# START OF Raw records

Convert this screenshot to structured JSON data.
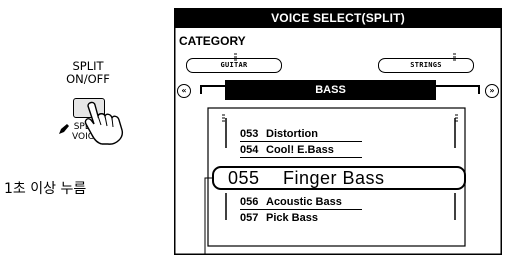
{
  "button": {
    "title_line1": "SPLIT",
    "title_line2": "ON/OFF",
    "sub_line1": "SPLIT",
    "sub_line2": "VOICE",
    "hold_note": "1초 이상 누름"
  },
  "lcd": {
    "header": "VOICE SELECT(SPLIT)",
    "category_label": "CATEGORY",
    "category_prev": "GUITAR",
    "category_next": "STRINGS",
    "category_current": "BASS",
    "prev_icon": "double-left-arrow",
    "next_icon": "double-right-arrow",
    "voices_above": [
      {
        "number": "053",
        "name": "Distortion"
      },
      {
        "number": "054",
        "name": "Cool! E.Bass"
      }
    ],
    "selected": {
      "number": "055",
      "name": "Finger Bass"
    },
    "voices_below": [
      {
        "number": "056",
        "name": "Acoustic Bass"
      },
      {
        "number": "057",
        "name": "Pick Bass"
      }
    ]
  }
}
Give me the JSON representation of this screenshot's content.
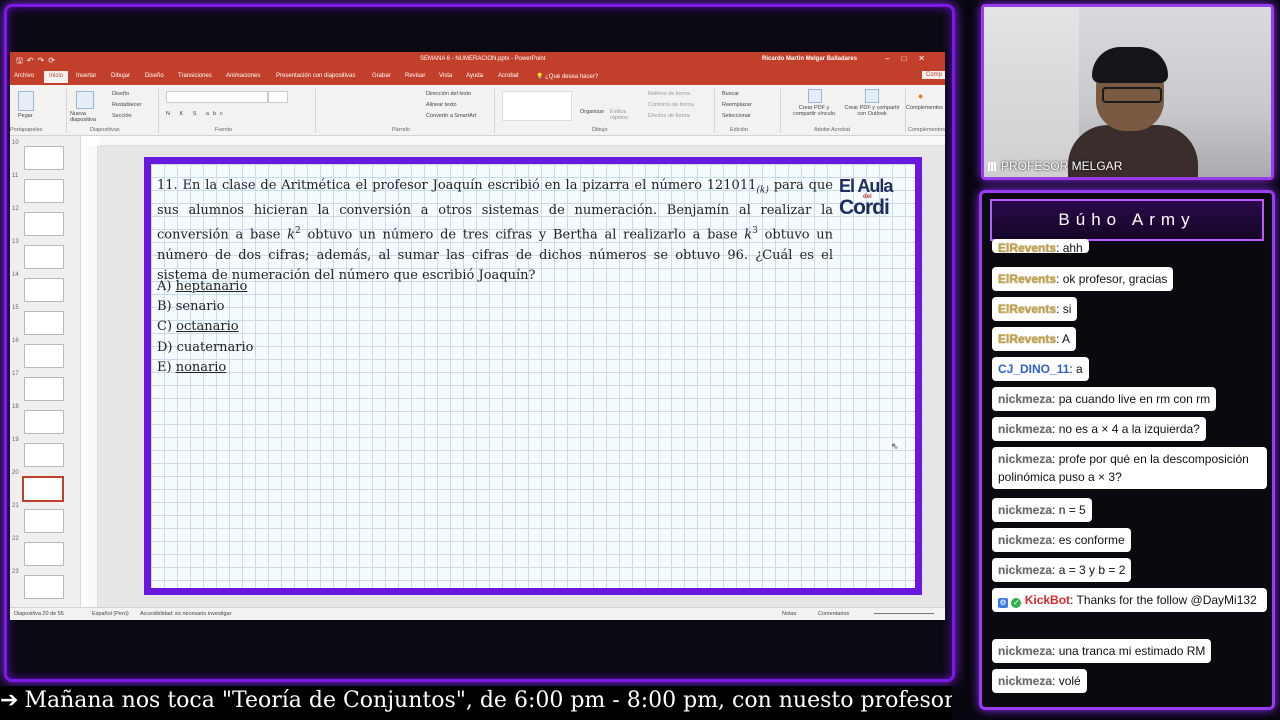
{
  "ppt": {
    "filename": "SEMANA 6 - NUMERACION.pptx - PowerPoint",
    "user": "Ricardo Martin Melgar Balladares",
    "tabs": [
      "Archivo",
      "Inicio",
      "Insertar",
      "Dibujar",
      "Diseño",
      "Transiciones",
      "Animaciones",
      "Presentación con diapositivas",
      "Grabar",
      "Revisar",
      "Vista",
      "Ayuda",
      "Acrobat",
      "¿Qué desea hacer?"
    ],
    "ribbon": {
      "groups": [
        "Portapapeles",
        "Diapositivas",
        "Fuente",
        "Párrafo",
        "Dibujo",
        "Edición",
        "Adobe Acrobat",
        "Complementos"
      ],
      "pegar": "Pegar",
      "nueva": "Nueva diapositiva",
      "diseno": "Diseño",
      "restablecer": "Restablecer",
      "seccion": "Sección",
      "direccion": "Dirección del texto",
      "alinear": "Alinear texto",
      "smartart": "Convertir a SmartArt",
      "organizar": "Organizar",
      "estilos": "Estilos rápidos",
      "relleno": "Relleno de forma",
      "contorno": "Contorno de forma",
      "efectos": "Efectos de forma",
      "buscar": "Buscar",
      "reemplazar": "Reemplazar",
      "seleccionar": "Seleccionar",
      "pdf1": "Crear PDF y compartir vínculo",
      "pdf2": "Crear PDF y compartir con Outlook",
      "complementos": "Complementos",
      "comp_btn": "Comp"
    },
    "thumb_numbers": [
      "10",
      "11",
      "12",
      "13",
      "14",
      "15",
      "16",
      "17",
      "18",
      "19",
      "20",
      "21",
      "22",
      "23"
    ],
    "status": {
      "slide": "Diapositiva 20 de 55",
      "lang": "Español (Perú)",
      "access": "Accesibilidad: es necesario investigar",
      "notes": "Notas",
      "comments": "Comentarios"
    }
  },
  "slide": {
    "number": "11.",
    "text_a": "En la clase de Aritmética el profesor Joaquín escribió en la pizarra el número 121011",
    "base_sub": "(k)",
    "text_b": " para que sus alumnos hicieran la conversión a otros sistemas de numeración. Benjamín al realizar la conversión a base ",
    "k1": "k",
    "exp1": "2",
    "text_c": " obtuvo un número de tres cifras y Bertha al realizarlo a base ",
    "k2": "k",
    "exp2": "3",
    "text_d": " obtuvo un número de dos cifras; además, al sumar las cifras de dichos números se obtuvo 96. ¿Cuál es el sistema de numeración del número que escribió Joaquín?",
    "options": [
      {
        "letter": "A)",
        "text": "heptanario"
      },
      {
        "letter": "B)",
        "text": "senario"
      },
      {
        "letter": "C)",
        "text": "octanario"
      },
      {
        "letter": "D)",
        "text": "cuaternario"
      },
      {
        "letter": "E)",
        "text": "nonario"
      }
    ],
    "logo": {
      "line1": "El Aula",
      "line2": "del",
      "line3": "Cordi"
    }
  },
  "webcam": {
    "name": "PROFESOR MELGAR"
  },
  "chat": {
    "title": "Búho Army",
    "messages": [
      {
        "user": "ElRevents",
        "text": ": ahh"
      },
      {
        "user": "ElRevents",
        "text": ": ok profesor, gracias"
      },
      {
        "user": "ElRevents",
        "text": ": si"
      },
      {
        "user": "ElRevents",
        "text": ": A"
      },
      {
        "user": "CJ_DINO_11",
        "text": ": a"
      },
      {
        "user": "nickmeza",
        "text": ": pa cuando live en rm con rm"
      },
      {
        "user": "nickmeza",
        "text": ": no es a × 4 a la izquierda?"
      },
      {
        "user": "nickmeza",
        "text": ": profe por qué en la descomposición polinómica puso a × 3?"
      },
      {
        "user": "nickmeza",
        "text": ": n = 5"
      },
      {
        "user": "nickmeza",
        "text": ": es conforme"
      },
      {
        "user": "nickmeza",
        "text": ": a = 3 y b = 2"
      },
      {
        "user": "KickBot",
        "text": ": Thanks for the follow @DayMi132"
      },
      {
        "user": "nickmeza",
        "text": ": una tranca mi estimado RM"
      },
      {
        "user": "nickmeza",
        "text": ": volé"
      }
    ]
  },
  "ticker": {
    "text": "Mañana nos toca \"Teoría de Conjuntos\", de 6:00 pm - 8:00 pm, con nuesto profesor Ricardo M"
  }
}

# END OF Raw records

Without the pictures, return all the records precisely as they stand.

Convert this screenshot to structured JSON data.
{
  "button": {
    "title_line1": "SPLIT",
    "title_line2": "ON/OFF",
    "sub_line1": "SPLIT",
    "sub_line2": "VOICE",
    "hold_note": "1초 이상 누름"
  },
  "lcd": {
    "header": "VOICE SELECT(SPLIT)",
    "category_label": "CATEGORY",
    "category_prev": "GUITAR",
    "category_next": "STRINGS",
    "category_current": "BASS",
    "prev_icon": "double-left-arrow",
    "next_icon": "double-right-arrow",
    "voices_above": [
      {
        "number": "053",
        "name": "Distortion"
      },
      {
        "number": "054",
        "name": "Cool! E.Bass"
      }
    ],
    "selected": {
      "number": "055",
      "name": "Finger Bass"
    },
    "voices_below": [
      {
        "number": "056",
        "name": "Acoustic Bass"
      },
      {
        "number": "057",
        "name": "Pick Bass"
      }
    ]
  }
}
Give me the JSON representation of this screenshot's content.
{
  "ppt": {
    "filename": "SEMANA 6 - NUMERACION.pptx - PowerPoint",
    "user": "Ricardo Martin Melgar Balladares",
    "tabs": [
      "Archivo",
      "Inicio",
      "Insertar",
      "Dibujar",
      "Diseño",
      "Transiciones",
      "Animaciones",
      "Presentación con diapositivas",
      "Grabar",
      "Revisar",
      "Vista",
      "Ayuda",
      "Acrobat",
      "¿Qué desea hacer?"
    ],
    "ribbon": {
      "groups": [
        "Portapapeles",
        "Diapositivas",
        "Fuente",
        "Párrafo",
        "Dibujo",
        "Edición",
        "Adobe Acrobat",
        "Complementos"
      ],
      "pegar": "Pegar",
      "nueva": "Nueva diapositiva",
      "diseno": "Diseño",
      "restablecer": "Restablecer",
      "seccion": "Sección",
      "direccion": "Dirección del texto",
      "alinear": "Alinear texto",
      "smartart": "Convertir a SmartArt",
      "organizar": "Organizar",
      "estilos": "Estilos rápidos",
      "relleno": "Relleno de forma",
      "contorno": "Contorno de forma",
      "efectos": "Efectos de forma",
      "buscar": "Buscar",
      "reemplazar": "Reemplazar",
      "seleccionar": "Seleccionar",
      "pdf1": "Crear PDF y compartir vínculo",
      "pdf2": "Crear PDF y compartir con Outlook",
      "complementos": "Complementos",
      "comp_btn": "Comp"
    },
    "thumb_numbers": [
      "10",
      "11",
      "12",
      "13",
      "14",
      "15",
      "16",
      "17",
      "18",
      "19",
      "20",
      "21",
      "22",
      "23"
    ],
    "status": {
      "slide": "Diapositiva 20 de 55",
      "lang": "Español (Perú)",
      "access": "Accesibilidad: es necesario investigar",
      "notes": "Notas",
      "comments": "Comentarios"
    }
  },
  "slide": {
    "number": "11.",
    "text_a": "En la clase de Aritmética el profesor Joaquín escribió en la pizarra el número 121011",
    "base_sub": "(k)",
    "text_b": " para que sus alumnos hicieran la conversión a otros sistemas de numeración. Benjamín al realizar la conversión a base ",
    "k1": "k",
    "exp1": "2",
    "text_c": " obtuvo un número de tres cifras y Bertha al realizarlo a base ",
    "k2": "k",
    "exp2": "3",
    "text_d": " obtuvo un número de dos cifras; además, al sumar las cifras de dichos números se obtuvo 96. ¿Cuál es el sistema de numeración del número que escribió Joaquín?",
    "options": [
      {
        "letter": "A)",
        "text": "heptanario"
      },
      {
        "letter": "B)",
        "text": "senario"
      },
      {
        "letter": "C)",
        "text": "octanario"
      },
      {
        "letter": "D)",
        "text": "cuaternario"
      },
      {
        "letter": "E)",
        "text": "nonario"
      }
    ],
    "logo": {
      "line1": "El Aula",
      "line2": "del",
      "line3": "Cordi"
    }
  },
  "webcam": {
    "name": "PROFESOR MELGAR"
  },
  "chat": {
    "title": "Búho Army",
    "messages": [
      {
        "user": "ElRevents",
        "text": ": ahh"
      },
      {
        "user": "ElRevents",
        "text": ": ok profesor, gracias"
      },
      {
        "user": "ElRevents",
        "text": ": si"
      },
      {
        "user": "ElRevents",
        "text": ": A"
      },
      {
        "user": "CJ_DINO_11",
        "text": ": a"
      },
      {
        "user": "nickmeza",
        "text": ": pa cuando live en rm con rm"
      },
      {
        "user": "nickmeza",
        "text": ": no es a × 4 a la izquierda?"
      },
      {
        "user": "nickmeza",
        "text": ": profe por qué en la descomposición polinómica puso a × 3?"
      },
      {
        "user": "nickmeza",
        "text": ": n = 5"
      },
      {
        "user": "nickmeza",
        "text": ": es conforme"
      },
      {
        "user": "nickmeza",
        "text": ": a = 3 y b = 2"
      },
      {
        "user": "KickBot",
        "text": ": Thanks for the follow @DayMi132"
      },
      {
        "user": "nickmeza",
        "text": ": una tranca mi estimado RM"
      },
      {
        "user": "nickmeza",
        "text": ": volé"
      }
    ]
  },
  "ticker": {
    "text": "Mañana nos toca \"Teoría de Conjuntos\", de 6:00 pm - 8:00 pm, con nuesto profesor Ricardo M"
  }
}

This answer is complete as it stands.